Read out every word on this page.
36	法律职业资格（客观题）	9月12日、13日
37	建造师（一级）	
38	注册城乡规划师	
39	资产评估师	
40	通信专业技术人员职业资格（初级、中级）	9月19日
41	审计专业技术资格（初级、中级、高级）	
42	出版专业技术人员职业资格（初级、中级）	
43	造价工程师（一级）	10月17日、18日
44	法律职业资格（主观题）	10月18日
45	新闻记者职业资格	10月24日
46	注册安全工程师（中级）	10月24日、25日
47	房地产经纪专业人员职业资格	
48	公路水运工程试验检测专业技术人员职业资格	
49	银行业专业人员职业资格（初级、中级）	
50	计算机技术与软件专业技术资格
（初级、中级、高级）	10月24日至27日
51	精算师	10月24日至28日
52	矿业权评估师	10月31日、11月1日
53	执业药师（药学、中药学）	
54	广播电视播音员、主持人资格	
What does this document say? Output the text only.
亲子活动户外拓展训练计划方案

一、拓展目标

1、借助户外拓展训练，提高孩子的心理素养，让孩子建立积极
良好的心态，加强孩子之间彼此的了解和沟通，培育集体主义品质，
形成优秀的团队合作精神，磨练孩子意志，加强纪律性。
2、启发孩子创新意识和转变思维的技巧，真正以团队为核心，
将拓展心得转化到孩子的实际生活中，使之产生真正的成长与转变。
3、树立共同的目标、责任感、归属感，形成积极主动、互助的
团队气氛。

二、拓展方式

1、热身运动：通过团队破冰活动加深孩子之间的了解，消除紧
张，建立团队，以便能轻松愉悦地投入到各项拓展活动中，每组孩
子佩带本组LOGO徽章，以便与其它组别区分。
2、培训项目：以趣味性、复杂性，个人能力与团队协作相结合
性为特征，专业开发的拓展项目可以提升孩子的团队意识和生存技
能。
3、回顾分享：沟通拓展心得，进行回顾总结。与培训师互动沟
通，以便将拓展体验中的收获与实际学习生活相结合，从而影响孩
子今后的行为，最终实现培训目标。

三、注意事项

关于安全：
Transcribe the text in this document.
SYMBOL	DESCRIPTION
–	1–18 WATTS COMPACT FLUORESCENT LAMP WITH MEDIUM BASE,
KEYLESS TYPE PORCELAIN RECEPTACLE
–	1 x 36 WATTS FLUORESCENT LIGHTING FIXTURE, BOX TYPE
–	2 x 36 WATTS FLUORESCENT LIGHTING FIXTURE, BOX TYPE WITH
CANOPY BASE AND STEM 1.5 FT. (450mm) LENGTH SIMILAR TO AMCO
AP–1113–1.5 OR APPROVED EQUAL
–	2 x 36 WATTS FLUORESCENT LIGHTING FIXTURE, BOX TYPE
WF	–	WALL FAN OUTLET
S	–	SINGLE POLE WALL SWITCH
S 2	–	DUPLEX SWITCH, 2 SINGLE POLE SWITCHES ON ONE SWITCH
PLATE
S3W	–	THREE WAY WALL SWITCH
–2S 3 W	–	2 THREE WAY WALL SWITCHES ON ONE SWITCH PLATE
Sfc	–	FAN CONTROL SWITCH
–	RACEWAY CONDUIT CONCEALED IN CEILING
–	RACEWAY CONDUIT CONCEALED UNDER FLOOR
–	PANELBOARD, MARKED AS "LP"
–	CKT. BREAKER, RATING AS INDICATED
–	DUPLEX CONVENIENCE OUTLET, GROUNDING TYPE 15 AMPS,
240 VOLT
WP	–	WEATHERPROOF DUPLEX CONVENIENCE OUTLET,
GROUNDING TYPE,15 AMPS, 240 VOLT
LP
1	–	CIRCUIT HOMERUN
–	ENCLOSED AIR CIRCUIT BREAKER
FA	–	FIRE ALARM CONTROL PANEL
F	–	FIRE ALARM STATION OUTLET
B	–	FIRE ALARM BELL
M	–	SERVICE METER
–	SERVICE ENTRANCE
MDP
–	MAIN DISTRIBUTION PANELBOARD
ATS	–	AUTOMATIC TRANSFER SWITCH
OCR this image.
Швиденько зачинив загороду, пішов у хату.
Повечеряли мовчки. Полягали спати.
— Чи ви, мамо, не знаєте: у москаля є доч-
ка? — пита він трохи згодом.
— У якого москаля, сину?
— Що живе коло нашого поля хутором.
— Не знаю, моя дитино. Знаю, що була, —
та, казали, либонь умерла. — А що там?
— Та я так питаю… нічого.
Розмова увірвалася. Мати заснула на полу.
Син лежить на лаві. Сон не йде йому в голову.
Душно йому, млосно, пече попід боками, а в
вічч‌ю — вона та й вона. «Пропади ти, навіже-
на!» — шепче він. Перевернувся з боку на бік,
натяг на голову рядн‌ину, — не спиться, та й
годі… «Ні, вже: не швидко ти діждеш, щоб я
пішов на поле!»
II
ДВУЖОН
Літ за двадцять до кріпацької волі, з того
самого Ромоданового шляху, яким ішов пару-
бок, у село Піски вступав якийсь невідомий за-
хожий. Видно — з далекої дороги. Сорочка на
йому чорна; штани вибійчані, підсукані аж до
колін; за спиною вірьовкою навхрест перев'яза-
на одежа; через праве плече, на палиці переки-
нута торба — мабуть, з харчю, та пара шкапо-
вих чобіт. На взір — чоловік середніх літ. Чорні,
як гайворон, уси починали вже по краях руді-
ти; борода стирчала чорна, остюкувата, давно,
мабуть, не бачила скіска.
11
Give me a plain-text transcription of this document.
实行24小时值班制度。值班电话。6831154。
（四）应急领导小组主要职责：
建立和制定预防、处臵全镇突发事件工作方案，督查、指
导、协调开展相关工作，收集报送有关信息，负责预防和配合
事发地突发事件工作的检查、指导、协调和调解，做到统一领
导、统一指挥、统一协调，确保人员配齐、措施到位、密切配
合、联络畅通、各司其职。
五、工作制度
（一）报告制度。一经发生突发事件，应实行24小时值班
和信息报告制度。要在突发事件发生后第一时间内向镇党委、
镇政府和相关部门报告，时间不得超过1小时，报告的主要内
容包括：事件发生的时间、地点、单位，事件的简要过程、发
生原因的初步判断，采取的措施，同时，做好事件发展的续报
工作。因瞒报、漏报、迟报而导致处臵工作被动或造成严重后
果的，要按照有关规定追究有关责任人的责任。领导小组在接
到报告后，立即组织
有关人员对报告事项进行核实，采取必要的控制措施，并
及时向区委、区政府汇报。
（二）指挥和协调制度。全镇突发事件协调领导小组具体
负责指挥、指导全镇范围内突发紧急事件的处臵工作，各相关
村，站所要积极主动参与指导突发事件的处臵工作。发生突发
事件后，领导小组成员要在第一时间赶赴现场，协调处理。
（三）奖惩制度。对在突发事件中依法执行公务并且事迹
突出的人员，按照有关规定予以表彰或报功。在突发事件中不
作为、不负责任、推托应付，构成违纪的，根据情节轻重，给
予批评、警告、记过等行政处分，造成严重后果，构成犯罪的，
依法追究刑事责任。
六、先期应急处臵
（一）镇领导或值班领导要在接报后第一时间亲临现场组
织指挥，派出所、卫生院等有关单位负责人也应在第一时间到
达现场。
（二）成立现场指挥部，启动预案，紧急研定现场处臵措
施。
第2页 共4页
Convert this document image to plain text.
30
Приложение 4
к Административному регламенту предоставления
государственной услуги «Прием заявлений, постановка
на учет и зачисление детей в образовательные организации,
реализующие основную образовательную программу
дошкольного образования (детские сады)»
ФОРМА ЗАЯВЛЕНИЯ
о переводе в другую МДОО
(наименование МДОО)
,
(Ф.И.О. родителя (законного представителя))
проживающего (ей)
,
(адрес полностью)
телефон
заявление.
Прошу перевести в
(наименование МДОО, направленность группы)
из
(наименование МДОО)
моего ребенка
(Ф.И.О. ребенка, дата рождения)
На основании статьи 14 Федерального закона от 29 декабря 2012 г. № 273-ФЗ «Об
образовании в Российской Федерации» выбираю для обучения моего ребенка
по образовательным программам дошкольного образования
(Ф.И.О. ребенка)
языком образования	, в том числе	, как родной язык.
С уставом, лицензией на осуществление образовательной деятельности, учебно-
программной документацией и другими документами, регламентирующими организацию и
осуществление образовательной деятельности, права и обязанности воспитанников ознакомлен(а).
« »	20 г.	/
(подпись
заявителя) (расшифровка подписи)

────────

▶ **What the exercise asks**
Using the material above, report each line where "CONCEALED" occurs.

▶ **Full output**
–	RACEWAY CONDUIT CONCEALED IN CEILING
–	RACEWAY CONDUIT CONCEALED UNDER FLOOR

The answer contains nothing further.